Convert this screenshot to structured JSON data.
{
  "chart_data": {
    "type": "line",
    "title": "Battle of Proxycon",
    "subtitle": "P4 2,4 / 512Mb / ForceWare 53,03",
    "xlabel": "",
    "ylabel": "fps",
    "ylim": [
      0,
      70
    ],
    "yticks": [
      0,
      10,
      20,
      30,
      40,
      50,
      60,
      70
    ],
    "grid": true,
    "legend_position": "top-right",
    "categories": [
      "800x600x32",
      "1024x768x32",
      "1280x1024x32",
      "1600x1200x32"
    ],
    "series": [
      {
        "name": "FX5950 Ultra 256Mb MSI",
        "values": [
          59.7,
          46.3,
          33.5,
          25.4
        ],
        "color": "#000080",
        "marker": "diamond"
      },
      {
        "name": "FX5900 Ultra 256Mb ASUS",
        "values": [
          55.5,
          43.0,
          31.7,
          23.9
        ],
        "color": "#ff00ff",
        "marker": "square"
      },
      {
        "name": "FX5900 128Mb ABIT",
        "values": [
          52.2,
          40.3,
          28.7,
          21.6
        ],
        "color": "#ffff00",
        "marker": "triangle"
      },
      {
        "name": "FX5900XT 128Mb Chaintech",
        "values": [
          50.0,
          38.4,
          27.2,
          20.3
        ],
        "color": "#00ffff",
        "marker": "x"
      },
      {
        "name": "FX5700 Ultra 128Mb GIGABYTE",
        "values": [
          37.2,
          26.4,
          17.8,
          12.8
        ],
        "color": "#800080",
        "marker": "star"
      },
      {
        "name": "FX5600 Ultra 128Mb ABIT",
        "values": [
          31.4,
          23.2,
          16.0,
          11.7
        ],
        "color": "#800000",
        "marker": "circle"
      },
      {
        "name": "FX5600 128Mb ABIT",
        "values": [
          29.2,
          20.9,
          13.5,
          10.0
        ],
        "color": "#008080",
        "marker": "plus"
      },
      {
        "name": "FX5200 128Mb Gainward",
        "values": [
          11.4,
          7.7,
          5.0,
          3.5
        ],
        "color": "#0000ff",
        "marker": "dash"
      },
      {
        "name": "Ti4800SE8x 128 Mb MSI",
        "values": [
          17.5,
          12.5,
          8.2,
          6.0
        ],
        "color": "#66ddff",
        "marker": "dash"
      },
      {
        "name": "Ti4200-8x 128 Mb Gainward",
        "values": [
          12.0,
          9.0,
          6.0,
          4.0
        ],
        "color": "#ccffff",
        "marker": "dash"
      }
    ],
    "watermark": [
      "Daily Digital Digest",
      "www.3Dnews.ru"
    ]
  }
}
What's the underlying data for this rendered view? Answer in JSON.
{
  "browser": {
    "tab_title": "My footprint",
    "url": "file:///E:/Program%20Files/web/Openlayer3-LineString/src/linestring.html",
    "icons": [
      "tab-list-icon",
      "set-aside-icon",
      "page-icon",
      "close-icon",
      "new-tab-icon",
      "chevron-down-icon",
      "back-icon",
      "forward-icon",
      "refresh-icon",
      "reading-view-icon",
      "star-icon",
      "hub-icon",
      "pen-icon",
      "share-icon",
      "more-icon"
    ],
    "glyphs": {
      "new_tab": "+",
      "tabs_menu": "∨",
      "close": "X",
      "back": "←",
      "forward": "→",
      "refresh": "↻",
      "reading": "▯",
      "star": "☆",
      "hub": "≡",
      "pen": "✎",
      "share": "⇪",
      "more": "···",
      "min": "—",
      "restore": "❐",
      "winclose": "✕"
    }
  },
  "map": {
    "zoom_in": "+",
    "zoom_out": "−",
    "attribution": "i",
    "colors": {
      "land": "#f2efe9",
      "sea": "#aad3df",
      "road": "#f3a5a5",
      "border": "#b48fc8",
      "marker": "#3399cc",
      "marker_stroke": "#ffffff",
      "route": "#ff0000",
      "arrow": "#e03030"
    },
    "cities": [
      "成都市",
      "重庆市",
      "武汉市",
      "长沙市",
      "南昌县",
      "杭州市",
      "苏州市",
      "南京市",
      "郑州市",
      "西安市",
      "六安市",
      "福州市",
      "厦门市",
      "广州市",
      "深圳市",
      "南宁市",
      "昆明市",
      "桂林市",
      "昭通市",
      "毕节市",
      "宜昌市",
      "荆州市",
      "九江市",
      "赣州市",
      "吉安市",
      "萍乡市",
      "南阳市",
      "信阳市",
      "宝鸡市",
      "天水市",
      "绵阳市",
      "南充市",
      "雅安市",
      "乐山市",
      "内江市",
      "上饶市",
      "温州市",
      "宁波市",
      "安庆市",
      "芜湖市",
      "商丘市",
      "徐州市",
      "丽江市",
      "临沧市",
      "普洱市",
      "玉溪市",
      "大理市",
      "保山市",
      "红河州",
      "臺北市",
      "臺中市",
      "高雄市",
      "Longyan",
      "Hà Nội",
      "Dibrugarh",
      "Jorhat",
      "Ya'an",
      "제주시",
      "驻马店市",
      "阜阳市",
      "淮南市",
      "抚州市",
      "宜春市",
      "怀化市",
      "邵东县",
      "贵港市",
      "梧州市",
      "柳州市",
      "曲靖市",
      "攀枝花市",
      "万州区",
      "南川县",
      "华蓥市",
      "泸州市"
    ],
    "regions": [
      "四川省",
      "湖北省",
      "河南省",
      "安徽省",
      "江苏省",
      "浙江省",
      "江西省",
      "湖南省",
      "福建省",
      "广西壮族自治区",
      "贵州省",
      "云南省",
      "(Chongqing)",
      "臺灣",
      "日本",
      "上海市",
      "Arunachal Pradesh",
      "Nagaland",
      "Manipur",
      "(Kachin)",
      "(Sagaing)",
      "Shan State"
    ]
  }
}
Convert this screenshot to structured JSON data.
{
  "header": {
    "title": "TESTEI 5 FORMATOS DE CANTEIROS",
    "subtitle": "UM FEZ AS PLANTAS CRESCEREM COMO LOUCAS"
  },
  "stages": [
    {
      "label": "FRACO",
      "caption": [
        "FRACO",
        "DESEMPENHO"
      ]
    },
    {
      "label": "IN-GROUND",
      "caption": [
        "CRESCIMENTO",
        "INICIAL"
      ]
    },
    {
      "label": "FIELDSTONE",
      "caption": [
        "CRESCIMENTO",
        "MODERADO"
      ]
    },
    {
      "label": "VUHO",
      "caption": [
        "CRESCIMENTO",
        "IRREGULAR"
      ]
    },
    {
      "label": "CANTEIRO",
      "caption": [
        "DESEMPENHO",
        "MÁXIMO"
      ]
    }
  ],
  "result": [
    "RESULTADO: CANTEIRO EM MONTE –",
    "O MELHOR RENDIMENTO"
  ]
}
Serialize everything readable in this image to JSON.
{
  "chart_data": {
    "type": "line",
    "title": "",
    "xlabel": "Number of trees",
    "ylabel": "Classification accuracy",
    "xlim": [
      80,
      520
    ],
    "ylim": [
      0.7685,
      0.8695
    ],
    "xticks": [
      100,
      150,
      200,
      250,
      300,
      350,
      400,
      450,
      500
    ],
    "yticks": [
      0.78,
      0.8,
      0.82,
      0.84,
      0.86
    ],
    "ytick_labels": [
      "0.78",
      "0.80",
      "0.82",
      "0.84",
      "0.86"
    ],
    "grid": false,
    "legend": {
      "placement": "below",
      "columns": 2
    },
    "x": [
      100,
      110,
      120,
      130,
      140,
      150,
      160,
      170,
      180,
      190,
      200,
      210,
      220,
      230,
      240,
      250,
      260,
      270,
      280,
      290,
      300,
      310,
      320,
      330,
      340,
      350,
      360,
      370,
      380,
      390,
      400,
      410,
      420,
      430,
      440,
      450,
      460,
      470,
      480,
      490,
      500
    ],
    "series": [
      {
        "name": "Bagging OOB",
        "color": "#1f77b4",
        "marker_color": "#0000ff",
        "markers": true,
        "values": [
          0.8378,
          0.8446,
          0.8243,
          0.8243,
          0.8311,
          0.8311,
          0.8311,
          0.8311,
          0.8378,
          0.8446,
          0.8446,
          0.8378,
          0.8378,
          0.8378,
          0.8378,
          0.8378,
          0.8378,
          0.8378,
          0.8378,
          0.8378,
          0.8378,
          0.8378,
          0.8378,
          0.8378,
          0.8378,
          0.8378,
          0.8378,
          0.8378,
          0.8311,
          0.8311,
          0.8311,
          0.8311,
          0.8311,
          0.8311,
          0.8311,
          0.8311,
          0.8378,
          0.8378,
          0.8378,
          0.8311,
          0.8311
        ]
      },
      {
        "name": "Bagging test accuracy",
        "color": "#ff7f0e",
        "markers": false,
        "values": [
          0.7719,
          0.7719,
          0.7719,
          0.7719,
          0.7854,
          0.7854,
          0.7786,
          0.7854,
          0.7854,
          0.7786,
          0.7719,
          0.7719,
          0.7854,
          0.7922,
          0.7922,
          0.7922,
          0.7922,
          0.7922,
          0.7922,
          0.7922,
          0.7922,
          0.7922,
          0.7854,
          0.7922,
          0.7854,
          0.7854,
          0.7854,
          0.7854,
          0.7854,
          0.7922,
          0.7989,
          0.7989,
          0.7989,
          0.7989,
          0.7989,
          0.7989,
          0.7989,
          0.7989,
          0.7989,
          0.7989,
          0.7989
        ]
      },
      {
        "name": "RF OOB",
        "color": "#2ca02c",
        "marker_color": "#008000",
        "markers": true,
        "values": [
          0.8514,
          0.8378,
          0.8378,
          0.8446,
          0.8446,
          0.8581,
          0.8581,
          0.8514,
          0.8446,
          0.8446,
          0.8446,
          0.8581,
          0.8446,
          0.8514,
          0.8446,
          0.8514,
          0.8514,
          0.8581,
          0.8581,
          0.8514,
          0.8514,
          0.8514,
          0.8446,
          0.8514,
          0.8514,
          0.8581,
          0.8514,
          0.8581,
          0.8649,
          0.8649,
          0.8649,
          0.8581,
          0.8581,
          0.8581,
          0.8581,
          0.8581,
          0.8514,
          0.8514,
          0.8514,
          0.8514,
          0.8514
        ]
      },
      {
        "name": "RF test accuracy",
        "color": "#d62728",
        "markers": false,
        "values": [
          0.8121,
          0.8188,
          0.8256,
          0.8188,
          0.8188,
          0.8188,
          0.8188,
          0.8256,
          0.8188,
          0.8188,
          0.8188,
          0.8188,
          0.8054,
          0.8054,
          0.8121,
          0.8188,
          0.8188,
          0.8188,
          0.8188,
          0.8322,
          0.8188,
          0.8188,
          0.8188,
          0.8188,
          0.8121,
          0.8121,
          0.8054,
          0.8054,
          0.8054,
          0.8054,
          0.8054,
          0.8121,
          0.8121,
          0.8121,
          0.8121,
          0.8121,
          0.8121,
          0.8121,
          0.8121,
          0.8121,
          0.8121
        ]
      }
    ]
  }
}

▬▬▬

• **DIRECTIVE**: From the entries above, return each line with the word "accuracy" in it.

• **COMPLETE ANSWER**:
    "ylabel": "Classification accuracy",
        "name": "Bagging test accuracy",
        "name": "RF test accuracy",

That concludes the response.